Saved entries:
↓↓↓

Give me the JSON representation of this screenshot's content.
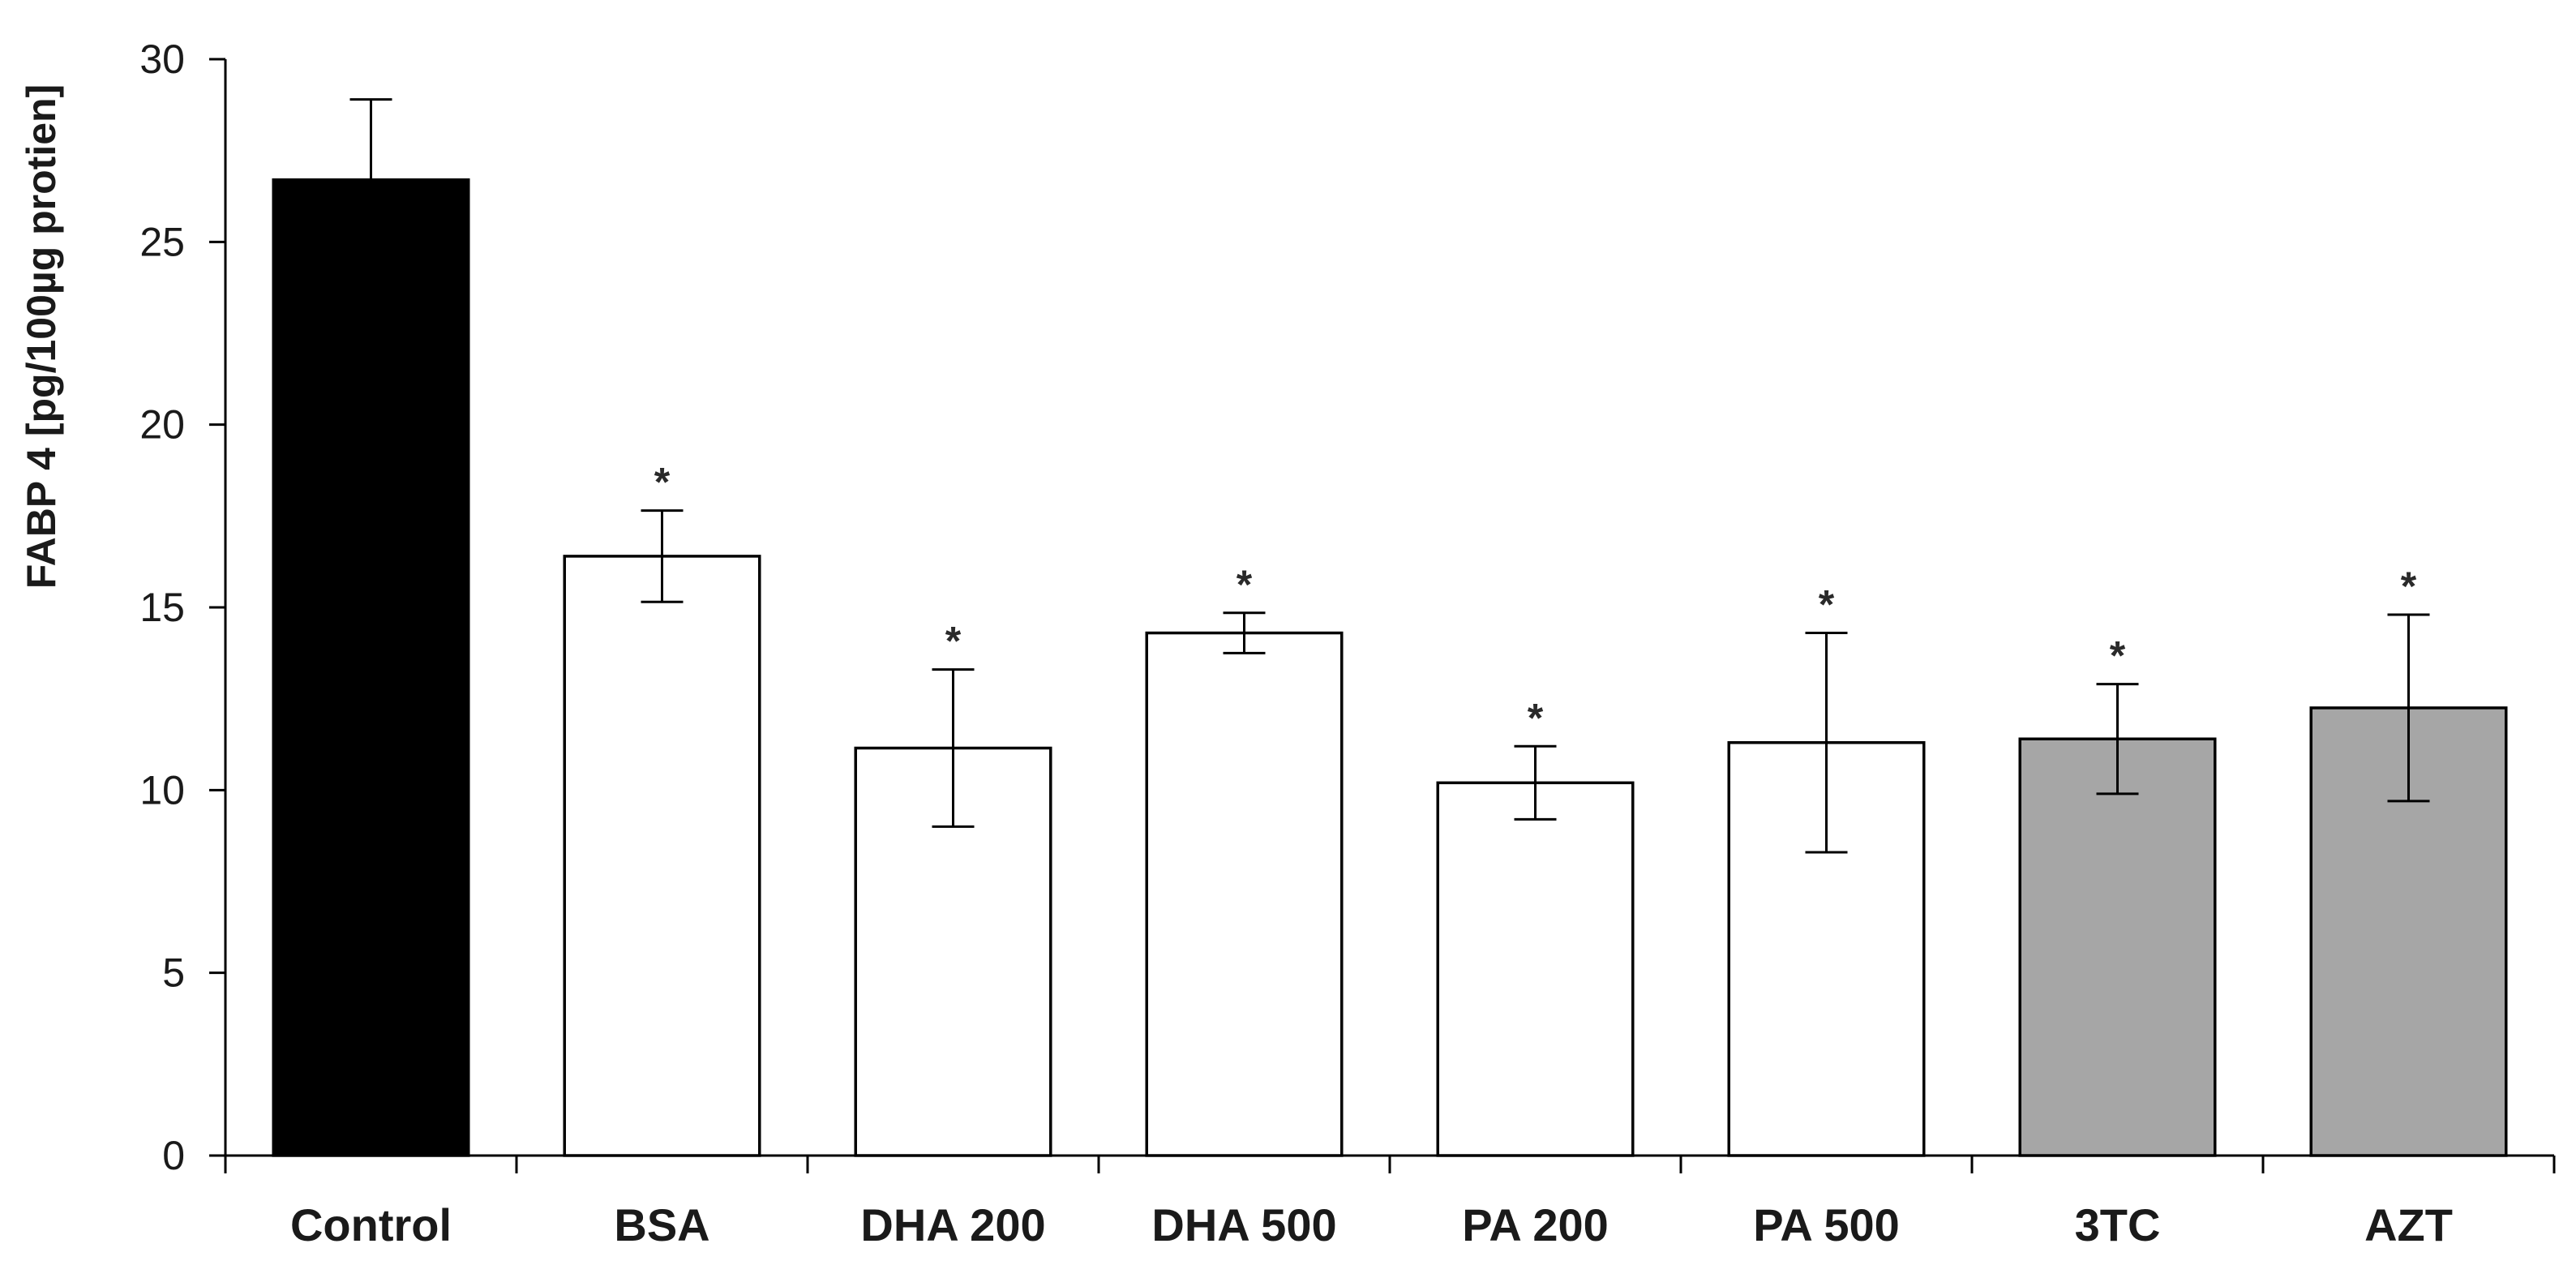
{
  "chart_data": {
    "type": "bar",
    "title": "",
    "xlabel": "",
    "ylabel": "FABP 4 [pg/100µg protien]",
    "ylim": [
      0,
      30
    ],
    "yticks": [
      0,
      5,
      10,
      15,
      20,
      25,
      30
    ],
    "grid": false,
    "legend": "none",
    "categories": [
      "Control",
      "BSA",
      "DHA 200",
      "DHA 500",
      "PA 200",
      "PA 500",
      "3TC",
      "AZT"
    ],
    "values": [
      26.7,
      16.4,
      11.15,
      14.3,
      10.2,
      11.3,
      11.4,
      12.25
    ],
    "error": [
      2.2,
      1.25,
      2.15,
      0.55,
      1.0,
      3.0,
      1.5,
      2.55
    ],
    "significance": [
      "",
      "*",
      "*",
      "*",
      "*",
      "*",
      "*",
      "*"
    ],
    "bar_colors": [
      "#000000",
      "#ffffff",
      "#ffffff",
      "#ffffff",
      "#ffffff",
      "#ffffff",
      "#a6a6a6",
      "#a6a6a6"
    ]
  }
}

↑↑↑

## Aim
Repeat the material above verbatim. Leave the pictures behind.

## Answer to the exercise
Give me the JSON representation of this screenshot's content.
{
  "chart_data": {
    "type": "bar",
    "title": "",
    "xlabel": "",
    "ylabel": "FABP 4 [pg/100µg protien]",
    "ylim": [
      0,
      30
    ],
    "yticks": [
      0,
      5,
      10,
      15,
      20,
      25,
      30
    ],
    "grid": false,
    "legend": "none",
    "categories": [
      "Control",
      "BSA",
      "DHA 200",
      "DHA 500",
      "PA 200",
      "PA 500",
      "3TC",
      "AZT"
    ],
    "values": [
      26.7,
      16.4,
      11.15,
      14.3,
      10.2,
      11.3,
      11.4,
      12.25
    ],
    "error": [
      2.2,
      1.25,
      2.15,
      0.55,
      1.0,
      3.0,
      1.5,
      2.55
    ],
    "significance": [
      "",
      "*",
      "*",
      "*",
      "*",
      "*",
      "*",
      "*"
    ],
    "bar_colors": [
      "#000000",
      "#ffffff",
      "#ffffff",
      "#ffffff",
      "#ffffff",
      "#ffffff",
      "#a6a6a6",
      "#a6a6a6"
    ]
  }
}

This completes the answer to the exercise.